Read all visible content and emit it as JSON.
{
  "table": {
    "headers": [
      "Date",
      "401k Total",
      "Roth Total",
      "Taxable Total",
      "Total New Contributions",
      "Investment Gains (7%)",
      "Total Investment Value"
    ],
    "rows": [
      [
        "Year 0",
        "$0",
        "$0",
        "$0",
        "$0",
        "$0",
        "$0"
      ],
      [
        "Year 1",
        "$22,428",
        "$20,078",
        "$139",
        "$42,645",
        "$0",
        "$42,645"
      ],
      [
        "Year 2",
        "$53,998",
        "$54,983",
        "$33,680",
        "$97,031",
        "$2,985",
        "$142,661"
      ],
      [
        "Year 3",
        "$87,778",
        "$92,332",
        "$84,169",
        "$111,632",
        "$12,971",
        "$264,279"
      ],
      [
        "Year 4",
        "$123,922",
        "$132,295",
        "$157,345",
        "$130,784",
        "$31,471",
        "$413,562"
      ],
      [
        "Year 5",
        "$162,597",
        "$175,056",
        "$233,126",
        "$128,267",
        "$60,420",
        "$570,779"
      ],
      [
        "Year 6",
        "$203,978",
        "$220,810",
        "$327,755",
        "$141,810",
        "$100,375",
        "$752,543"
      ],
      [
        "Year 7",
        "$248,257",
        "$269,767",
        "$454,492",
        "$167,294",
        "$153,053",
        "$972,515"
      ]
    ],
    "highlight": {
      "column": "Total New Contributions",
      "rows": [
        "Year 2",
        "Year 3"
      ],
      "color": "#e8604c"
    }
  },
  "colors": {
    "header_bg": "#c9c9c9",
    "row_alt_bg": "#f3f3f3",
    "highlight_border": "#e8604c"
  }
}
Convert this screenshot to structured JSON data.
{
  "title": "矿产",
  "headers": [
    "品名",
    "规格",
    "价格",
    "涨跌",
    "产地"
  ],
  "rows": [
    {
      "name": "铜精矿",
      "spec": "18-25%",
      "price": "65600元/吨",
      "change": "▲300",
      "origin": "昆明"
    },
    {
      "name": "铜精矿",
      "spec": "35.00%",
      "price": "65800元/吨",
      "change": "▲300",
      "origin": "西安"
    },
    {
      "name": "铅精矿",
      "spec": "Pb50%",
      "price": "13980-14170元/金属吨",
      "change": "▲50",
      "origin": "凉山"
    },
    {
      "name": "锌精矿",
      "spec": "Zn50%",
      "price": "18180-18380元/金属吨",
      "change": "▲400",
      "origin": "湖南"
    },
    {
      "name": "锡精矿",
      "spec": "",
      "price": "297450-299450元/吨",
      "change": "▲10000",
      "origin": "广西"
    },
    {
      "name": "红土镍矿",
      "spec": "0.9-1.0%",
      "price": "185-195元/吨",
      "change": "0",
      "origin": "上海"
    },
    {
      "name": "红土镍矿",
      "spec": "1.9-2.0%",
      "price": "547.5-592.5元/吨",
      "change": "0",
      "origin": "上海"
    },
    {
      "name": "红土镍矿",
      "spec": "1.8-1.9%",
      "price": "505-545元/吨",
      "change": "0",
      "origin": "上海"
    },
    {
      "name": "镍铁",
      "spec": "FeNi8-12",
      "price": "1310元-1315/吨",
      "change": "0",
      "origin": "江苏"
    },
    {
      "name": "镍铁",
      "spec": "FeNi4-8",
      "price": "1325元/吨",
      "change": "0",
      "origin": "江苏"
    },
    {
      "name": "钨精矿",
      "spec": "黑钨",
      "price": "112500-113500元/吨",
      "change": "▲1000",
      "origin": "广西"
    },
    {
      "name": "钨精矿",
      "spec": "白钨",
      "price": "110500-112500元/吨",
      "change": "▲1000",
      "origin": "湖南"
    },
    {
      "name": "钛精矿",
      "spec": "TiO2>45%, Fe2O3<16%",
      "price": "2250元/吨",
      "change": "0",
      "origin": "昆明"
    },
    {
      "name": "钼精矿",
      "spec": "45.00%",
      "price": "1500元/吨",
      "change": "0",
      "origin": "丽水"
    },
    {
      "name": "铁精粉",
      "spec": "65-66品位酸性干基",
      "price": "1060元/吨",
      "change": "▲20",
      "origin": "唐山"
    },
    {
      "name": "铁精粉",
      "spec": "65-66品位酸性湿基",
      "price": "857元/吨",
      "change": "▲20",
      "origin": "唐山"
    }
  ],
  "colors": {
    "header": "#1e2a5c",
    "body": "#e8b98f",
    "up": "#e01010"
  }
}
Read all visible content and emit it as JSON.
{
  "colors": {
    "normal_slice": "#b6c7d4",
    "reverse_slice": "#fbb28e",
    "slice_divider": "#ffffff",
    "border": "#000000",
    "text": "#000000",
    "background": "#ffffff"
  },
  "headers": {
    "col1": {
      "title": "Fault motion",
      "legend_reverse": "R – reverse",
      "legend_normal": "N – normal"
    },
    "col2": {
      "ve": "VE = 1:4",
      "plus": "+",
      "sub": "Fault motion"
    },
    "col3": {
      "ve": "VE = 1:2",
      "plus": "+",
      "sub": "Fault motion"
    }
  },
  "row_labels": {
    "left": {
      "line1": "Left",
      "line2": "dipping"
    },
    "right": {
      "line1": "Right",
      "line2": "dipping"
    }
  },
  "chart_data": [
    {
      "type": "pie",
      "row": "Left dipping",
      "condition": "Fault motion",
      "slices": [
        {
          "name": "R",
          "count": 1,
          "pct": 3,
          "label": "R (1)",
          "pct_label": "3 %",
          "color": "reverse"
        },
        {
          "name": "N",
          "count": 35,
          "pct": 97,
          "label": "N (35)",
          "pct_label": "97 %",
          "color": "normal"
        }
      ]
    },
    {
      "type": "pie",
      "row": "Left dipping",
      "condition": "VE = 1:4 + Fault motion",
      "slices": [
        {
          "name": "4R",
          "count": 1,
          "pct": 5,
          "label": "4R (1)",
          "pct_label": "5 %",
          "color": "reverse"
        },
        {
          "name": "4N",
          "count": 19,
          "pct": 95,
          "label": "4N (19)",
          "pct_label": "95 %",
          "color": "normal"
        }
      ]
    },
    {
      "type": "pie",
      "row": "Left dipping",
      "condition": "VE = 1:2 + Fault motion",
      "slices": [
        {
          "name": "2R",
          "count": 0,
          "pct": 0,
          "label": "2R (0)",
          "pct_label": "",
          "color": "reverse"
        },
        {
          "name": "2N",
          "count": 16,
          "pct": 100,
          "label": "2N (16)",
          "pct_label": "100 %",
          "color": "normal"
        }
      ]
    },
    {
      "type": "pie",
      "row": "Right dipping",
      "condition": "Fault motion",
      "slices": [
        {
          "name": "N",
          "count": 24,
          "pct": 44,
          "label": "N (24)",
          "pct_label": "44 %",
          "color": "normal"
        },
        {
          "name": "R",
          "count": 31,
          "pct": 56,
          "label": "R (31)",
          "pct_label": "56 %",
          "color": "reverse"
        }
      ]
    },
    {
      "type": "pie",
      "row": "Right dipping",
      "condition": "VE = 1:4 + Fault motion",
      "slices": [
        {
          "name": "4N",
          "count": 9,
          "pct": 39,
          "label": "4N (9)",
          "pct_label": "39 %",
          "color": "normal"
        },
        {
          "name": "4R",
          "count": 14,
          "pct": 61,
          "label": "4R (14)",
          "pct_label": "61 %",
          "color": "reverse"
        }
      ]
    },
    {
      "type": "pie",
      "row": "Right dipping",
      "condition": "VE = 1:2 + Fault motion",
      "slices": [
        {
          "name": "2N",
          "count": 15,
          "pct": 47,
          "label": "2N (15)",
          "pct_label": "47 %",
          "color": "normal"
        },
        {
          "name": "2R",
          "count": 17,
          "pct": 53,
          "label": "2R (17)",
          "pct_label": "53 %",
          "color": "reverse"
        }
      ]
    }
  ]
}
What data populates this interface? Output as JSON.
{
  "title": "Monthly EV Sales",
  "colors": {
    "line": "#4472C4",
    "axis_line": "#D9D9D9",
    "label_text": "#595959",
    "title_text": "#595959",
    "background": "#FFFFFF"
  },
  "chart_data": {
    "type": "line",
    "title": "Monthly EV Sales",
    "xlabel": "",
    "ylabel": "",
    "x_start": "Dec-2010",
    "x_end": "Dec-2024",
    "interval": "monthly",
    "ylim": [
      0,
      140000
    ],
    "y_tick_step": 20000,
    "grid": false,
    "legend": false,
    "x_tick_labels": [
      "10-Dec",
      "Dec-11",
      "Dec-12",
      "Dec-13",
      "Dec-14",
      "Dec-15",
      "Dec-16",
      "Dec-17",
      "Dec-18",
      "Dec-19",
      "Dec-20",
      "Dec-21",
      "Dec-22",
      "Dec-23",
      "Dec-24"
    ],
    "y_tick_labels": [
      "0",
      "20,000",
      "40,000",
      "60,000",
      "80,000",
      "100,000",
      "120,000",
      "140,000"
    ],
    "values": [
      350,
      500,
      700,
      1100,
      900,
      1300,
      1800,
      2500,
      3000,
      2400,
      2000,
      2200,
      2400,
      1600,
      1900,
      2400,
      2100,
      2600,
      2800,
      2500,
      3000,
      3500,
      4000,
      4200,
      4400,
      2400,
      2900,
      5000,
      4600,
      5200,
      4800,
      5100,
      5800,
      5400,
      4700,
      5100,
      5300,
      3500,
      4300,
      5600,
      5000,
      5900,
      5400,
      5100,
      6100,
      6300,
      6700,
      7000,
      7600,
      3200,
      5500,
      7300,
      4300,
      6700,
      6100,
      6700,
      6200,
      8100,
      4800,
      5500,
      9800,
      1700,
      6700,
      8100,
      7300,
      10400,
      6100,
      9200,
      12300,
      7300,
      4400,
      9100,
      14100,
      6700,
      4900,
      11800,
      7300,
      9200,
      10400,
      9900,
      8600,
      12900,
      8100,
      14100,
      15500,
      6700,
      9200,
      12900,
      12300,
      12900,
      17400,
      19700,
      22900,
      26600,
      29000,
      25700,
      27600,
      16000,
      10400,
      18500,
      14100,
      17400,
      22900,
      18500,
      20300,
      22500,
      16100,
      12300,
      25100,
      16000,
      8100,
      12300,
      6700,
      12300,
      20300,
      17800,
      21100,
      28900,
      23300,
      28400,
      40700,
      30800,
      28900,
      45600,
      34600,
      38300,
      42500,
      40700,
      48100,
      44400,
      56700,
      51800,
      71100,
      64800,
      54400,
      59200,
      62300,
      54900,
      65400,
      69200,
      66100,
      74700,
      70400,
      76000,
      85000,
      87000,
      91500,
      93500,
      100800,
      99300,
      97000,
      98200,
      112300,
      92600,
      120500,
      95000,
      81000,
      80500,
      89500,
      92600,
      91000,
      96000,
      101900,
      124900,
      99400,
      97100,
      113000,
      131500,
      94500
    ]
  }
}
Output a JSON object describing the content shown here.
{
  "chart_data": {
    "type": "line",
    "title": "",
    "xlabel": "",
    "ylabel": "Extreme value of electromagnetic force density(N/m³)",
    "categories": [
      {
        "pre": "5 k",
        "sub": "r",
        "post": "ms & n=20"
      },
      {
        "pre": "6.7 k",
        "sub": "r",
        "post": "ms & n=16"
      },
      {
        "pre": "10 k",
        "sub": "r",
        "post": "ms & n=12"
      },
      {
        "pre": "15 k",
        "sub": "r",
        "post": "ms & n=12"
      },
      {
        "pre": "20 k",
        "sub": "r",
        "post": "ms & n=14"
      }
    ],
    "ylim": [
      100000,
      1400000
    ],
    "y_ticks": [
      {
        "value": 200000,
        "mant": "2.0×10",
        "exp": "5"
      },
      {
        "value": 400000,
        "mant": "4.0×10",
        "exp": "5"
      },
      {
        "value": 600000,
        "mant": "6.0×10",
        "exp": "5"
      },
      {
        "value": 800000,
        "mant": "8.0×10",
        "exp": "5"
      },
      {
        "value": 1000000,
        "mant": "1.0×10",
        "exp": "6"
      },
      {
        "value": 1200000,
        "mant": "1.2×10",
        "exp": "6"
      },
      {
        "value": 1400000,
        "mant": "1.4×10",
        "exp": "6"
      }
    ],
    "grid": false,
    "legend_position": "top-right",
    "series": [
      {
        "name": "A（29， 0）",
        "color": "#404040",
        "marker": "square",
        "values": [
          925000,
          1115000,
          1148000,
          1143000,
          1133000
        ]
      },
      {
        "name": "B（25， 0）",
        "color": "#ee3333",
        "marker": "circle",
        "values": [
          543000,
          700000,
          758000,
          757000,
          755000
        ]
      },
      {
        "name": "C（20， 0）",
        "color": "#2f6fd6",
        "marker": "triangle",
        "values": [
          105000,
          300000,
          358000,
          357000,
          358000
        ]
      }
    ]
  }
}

....................

## Problem description
Return every line containing "Year".

## Correct result
        "Year 0",
        "Year 1",
        "Year 2",
        "Year 3",
        "Year 4",
        "Year 5",
        "Year 6",
        "Year 7",
        "Year 2",
        "Year 3"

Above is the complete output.